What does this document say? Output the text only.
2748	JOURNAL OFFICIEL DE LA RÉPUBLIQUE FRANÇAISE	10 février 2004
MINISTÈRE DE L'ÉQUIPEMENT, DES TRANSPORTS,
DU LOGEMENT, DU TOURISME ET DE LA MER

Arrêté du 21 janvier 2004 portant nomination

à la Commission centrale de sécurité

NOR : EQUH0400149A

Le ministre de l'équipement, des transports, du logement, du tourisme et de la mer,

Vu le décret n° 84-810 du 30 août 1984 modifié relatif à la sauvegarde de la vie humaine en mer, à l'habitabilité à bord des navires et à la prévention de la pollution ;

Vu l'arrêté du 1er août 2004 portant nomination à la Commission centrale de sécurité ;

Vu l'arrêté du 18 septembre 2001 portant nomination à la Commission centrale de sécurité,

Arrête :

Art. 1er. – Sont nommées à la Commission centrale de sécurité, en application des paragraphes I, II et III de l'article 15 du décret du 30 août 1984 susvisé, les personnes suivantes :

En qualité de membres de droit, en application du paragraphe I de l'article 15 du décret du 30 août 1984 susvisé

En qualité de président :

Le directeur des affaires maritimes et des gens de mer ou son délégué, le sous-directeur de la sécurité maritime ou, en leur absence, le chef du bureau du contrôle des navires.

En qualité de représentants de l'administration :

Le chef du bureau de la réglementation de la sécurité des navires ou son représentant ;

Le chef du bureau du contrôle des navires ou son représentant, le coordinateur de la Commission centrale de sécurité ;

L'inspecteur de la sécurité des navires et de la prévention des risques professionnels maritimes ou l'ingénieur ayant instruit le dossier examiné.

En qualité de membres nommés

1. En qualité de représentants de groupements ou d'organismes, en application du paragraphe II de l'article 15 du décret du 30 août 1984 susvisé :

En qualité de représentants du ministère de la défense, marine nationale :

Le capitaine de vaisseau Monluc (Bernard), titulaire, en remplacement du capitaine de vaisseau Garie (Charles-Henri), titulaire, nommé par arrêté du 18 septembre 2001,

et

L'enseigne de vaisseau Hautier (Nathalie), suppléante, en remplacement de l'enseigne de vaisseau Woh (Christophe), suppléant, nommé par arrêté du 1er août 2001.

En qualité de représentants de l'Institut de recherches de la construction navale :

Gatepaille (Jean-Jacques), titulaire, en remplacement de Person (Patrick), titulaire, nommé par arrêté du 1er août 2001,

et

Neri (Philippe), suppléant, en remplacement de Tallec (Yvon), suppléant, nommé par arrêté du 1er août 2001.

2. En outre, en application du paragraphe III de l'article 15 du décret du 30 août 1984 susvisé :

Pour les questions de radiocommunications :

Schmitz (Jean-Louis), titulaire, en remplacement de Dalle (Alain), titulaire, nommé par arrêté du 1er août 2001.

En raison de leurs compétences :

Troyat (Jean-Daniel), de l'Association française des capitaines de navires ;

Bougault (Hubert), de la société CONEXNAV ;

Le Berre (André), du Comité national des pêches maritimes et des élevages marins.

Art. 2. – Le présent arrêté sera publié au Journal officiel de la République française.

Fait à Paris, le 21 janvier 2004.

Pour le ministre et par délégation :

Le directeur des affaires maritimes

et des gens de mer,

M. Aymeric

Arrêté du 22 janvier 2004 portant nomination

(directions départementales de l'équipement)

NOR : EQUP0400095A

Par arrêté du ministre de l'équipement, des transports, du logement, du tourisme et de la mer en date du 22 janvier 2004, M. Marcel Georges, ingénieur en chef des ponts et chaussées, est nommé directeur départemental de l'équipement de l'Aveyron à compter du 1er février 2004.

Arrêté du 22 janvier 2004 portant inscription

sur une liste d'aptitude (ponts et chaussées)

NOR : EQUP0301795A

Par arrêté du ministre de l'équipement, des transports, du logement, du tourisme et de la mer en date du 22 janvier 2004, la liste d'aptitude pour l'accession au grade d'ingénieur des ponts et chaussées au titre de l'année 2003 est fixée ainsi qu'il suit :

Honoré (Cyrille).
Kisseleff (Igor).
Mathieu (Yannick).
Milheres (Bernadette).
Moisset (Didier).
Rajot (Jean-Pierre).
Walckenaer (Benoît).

Short problem: Using the records above, select and copy every line that has the word "février".

Solution to this problem:
2748	JOURNAL OFFICIEL DE LA RÉPUBLIQUE FRANÇAISE	10 février 2004
Par arrêté du ministre de l'équipement, des transports, du logement, du tourisme et de la mer en date du 22 janvier 2004, M. Marcel Georges, ingénieur en chef des ponts et chaussées, est nommé directeur départemental de l'équipement de l'Aveyron à compter du 1er février 2004.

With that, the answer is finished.